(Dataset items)
========
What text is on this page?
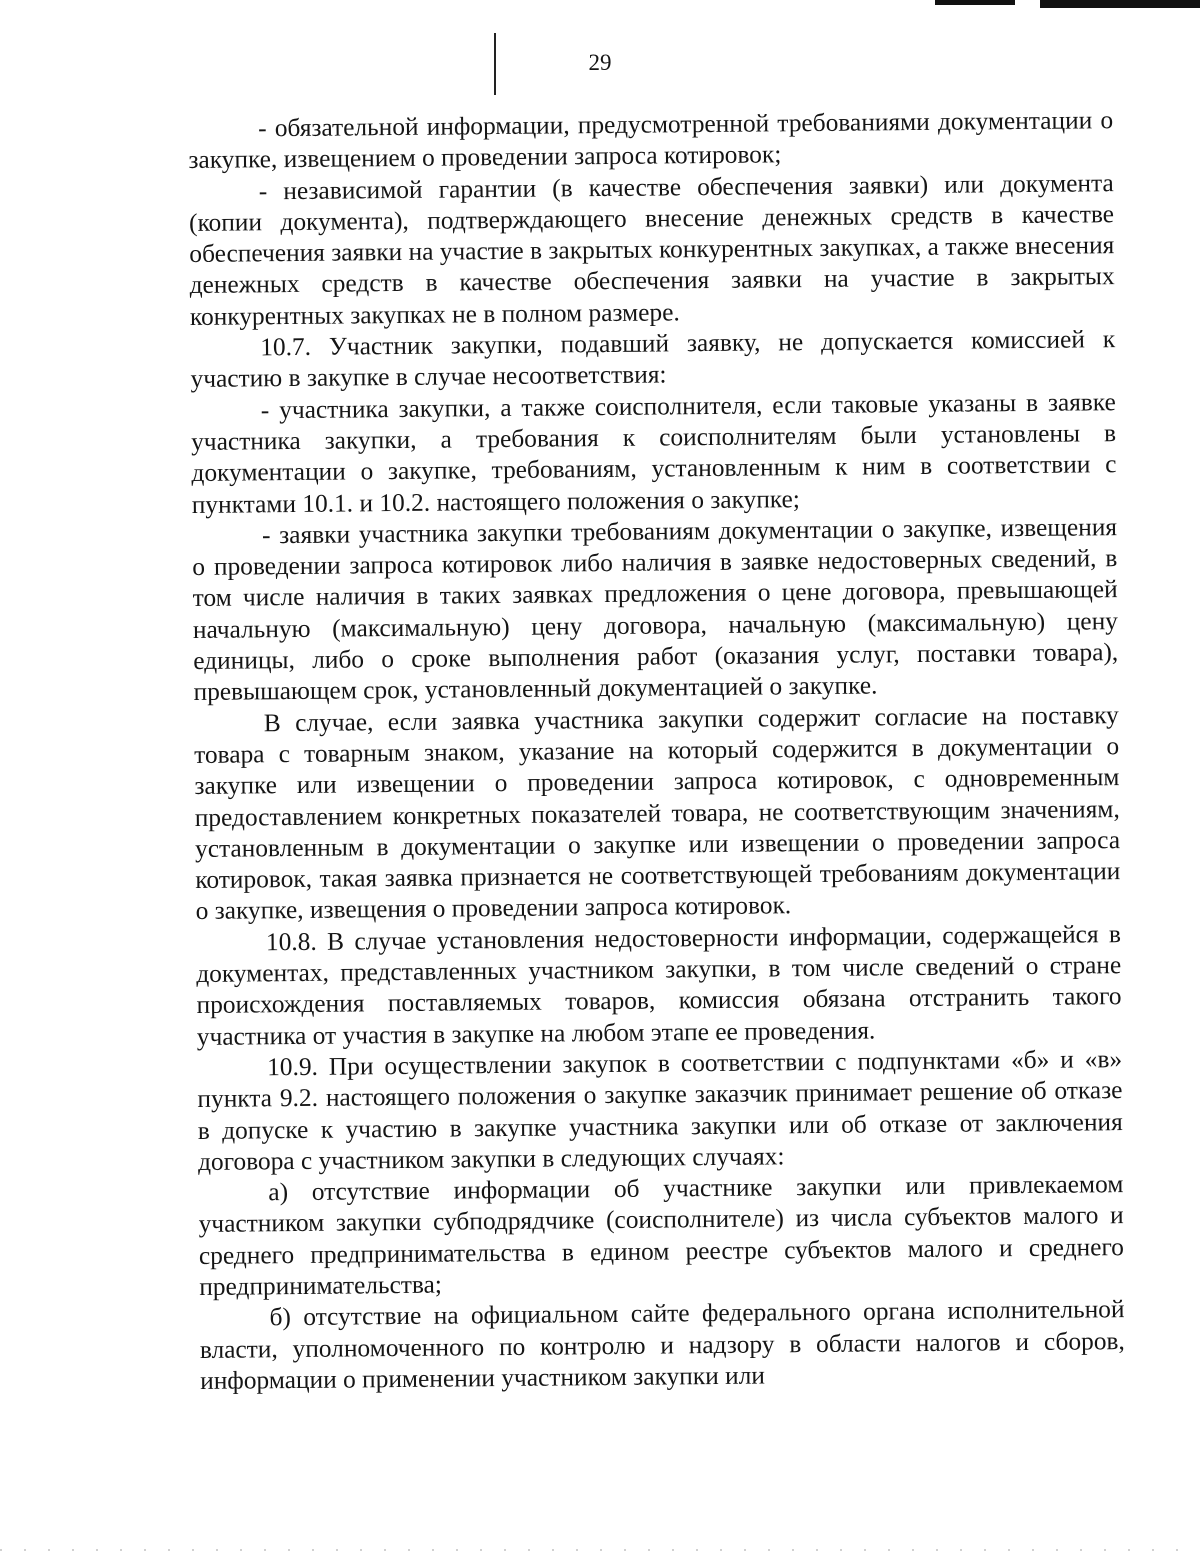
29

- обязательной информации, предусмотренной требованиями документации о закупке, извещением о проведении запроса котировок;

- независимой гарантии (в качестве обеспечения заявки) или документа (копии документа), подтверждающего внесение денежных средств в качестве обеспечения заявки на участие в закрытых конкурентных закупках, а также внесения денежных средств в качестве обеспечения заявки на участие в закрытых конкурентных закупках не в полном размере.

10.7. Участник закупки, подавший заявку, не допускается комиссией к участию в закупке в случае несоответствия:

- участника закупки, а также соисполнителя, если таковые указаны в заявке участника закупки, а требования к соисполнителям были установлены в документации о закупке, требованиям, установленным к ним в соответствии с пунктами 10.1. и 10.2. настоящего положения о закупке;

- заявки участника закупки требованиям документации о закупке, извещения о проведении запроса котировок либо наличия в заявке недостоверных сведений, в том числе наличия в таких заявках предложения о цене договора, превышающей начальную (максимальную) цену договора, начальную (максимальную) цену единицы, либо о сроке выполнения работ (оказания услуг, поставки товара), превышающем срок, установленный документацией о закупке.

В случае, если заявка участника закупки содержит согласие на поставку товара с товарным знаком, указание на который содержится в документации о закупке или извещении о проведении запроса котировок, с одновременным предоставлением конкретных показателей товара, не соответствующим значениям, установленным в документации о закупке или извещении о проведении запроса котировок, такая заявка признается не соответствующей требованиям документации о закупке, извещения о проведении запроса котировок.

10.8. В случае установления недостоверности информации, содержащейся в документах, представленных участником закупки, в том числе сведений о стране происхождения поставляемых товаров, комиссия обязана отстранить такого участника от участия в закупке на любом этапе ее проведения.

10.9. При осуществлении закупок в соответствии с подпунктами «б» и «в» пункта 9.2. настоящего положения о закупке заказчик принимает решение об отказе в допуске к участию в закупке участника закупки или об отказе от заключения договора с участником закупки в следующих случаях:

а) отсутствие информации об участнике закупки или привлекаемом участником закупки субподрядчике (соисполнителе) из числа субъектов малого и среднего предпринимательства в едином реестре субъектов малого и среднего предпринимательства;

б) отсутствие на официальном сайте федерального органа исполнительной власти, уполномоченного по контролю и надзору в области налогов и сборов, информации о применении участником закупки или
========
All entries are to be retyped exactly. Omit any embedded images.

What text is on this page?
29

- обязательной информации, предусмотренной требованиями документации о закупке, извещением о проведении запроса котировок;

- независимой гарантии (в качестве обеспечения заявки) или документа (копии документа), подтверждающего внесение денежных средств в качестве обеспечения заявки на участие в закрытых конкурентных закупках, а также внесения денежных средств в качестве обеспечения заявки на участие в закрытых конкурентных закупках не в полном размере.

10.7. Участник закупки, подавший заявку, не допускается комиссией к участию в закупке в случае несоответствия:

- участника закупки, а также соисполнителя, если таковые указаны в заявке участника закупки, а требования к соисполнителям были установлены в документации о закупке, требованиям, установленным к ним в соответствии с пунктами 10.1. и 10.2. настоящего положения о закупке;

- заявки участника закупки требованиям документации о закупке, извещения о проведении запроса котировок либо наличия в заявке недостоверных сведений, в том числе наличия в таких заявках предложения о цене договора, превышающей начальную (максимальную) цену договора, начальную (максимальную) цену единицы, либо о сроке выполнения работ (оказания услуг, поставки товара), превышающем срок, установленный документацией о закупке.

В случае, если заявка участника закупки содержит согласие на поставку товара с товарным знаком, указание на который содержится в документации о закупке или извещении о проведении запроса котировок, с одновременным предоставлением конкретных показателей товара, не соответствующим значениям, установленным в документации о закупке или извещении о проведении запроса котировок, такая заявка признается не соответствующей требованиям документации о закупке, извещения о проведении запроса котировок.

10.8. В случае установления недостоверности информации, содержащейся в документах, представленных участником закупки, в том числе сведений о стране происхождения поставляемых товаров, комиссия обязана отстранить такого участника от участия в закупке на любом этапе ее проведения.

10.9. При осуществлении закупок в соответствии с подпунктами «б» и «в» пункта 9.2. настоящего положения о закупке заказчик принимает решение об отказе в допуске к участию в закупке участника закупки или об отказе от заключения договора с участником закупки в следующих случаях:

а) отсутствие информации об участнике закупки или привлекаемом участником закупки субподрядчике (соисполнителе) из числа субъектов малого и среднего предпринимательства в едином реестре субъектов малого и среднего предпринимательства;

б) отсутствие на официальном сайте федерального органа исполнительной власти, уполномоченного по контролю и надзору в области налогов и сборов, информации о применении участником закупки или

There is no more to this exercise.